━━━━━ PROVIDED DATA

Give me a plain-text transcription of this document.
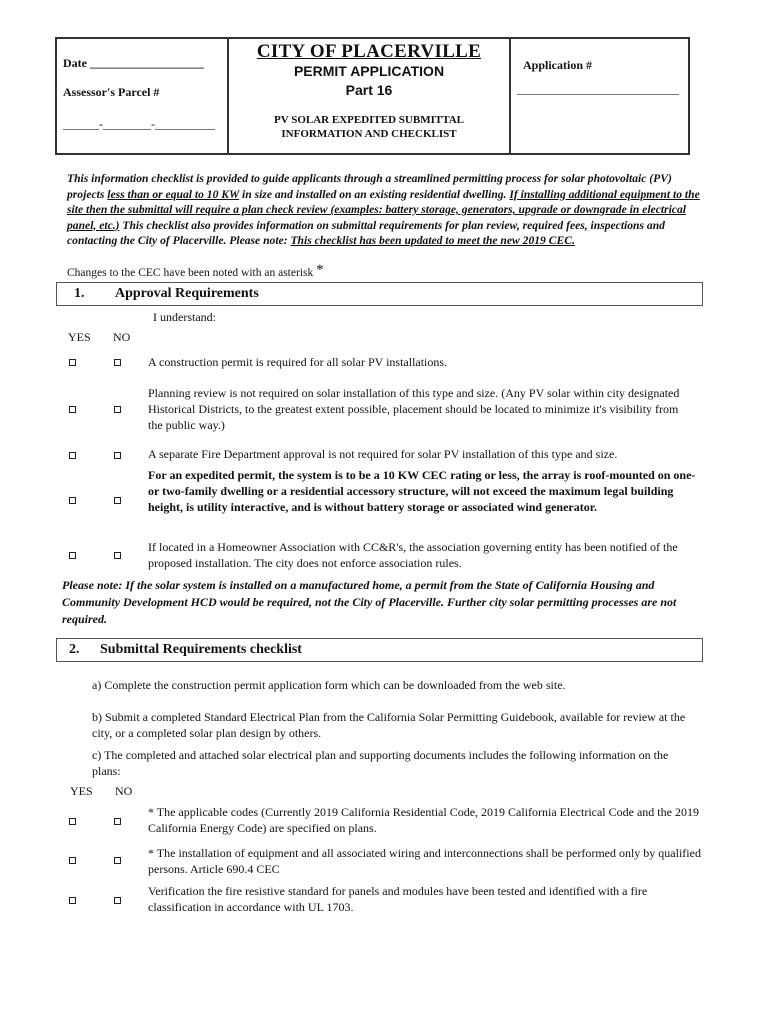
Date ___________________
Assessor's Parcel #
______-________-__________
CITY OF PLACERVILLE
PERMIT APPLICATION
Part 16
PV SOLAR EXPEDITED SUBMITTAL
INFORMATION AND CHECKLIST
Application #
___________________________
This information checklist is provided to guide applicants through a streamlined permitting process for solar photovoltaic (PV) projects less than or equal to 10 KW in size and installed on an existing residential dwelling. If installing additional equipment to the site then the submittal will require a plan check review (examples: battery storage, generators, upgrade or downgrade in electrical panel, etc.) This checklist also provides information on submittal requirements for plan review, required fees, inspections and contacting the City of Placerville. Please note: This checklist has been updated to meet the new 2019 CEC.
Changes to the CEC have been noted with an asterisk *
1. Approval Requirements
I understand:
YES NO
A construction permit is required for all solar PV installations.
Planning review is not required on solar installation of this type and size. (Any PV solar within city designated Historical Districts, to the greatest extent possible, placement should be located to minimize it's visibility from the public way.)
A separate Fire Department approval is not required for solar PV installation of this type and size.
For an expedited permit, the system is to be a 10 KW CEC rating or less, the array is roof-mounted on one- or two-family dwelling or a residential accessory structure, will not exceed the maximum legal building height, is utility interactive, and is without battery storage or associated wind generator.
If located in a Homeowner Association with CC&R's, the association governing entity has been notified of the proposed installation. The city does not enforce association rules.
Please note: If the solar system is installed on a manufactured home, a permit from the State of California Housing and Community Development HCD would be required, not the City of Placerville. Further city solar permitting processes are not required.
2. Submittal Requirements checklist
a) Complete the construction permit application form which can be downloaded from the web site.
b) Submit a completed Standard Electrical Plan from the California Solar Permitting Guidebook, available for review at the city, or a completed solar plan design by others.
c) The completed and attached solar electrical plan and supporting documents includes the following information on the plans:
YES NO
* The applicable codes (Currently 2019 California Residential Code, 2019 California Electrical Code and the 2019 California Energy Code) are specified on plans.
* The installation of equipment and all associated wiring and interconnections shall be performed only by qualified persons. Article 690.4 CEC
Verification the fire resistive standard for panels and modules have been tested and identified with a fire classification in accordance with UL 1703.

━━━━━━━━━━

--- PROBLEM DESCRIPTION ---
Review the preceding data and report every line that includes the string "California".

--- RESULT OF THIS TASK ---
Please note: If the solar system is installed on a manufactured home, a permit from the State of California Housing and Community Development HCD would be required, not the City of Placerville. Further city solar permitting processes are not required.
b) Submit a completed Standard Electrical Plan from the California Solar Permitting Guidebook, available for review at the city, or a completed solar plan design by others.
* The applicable codes (Currently 2019 California Residential Code, 2019 California Electrical Code and the 2019 California Energy Code) are specified on plans.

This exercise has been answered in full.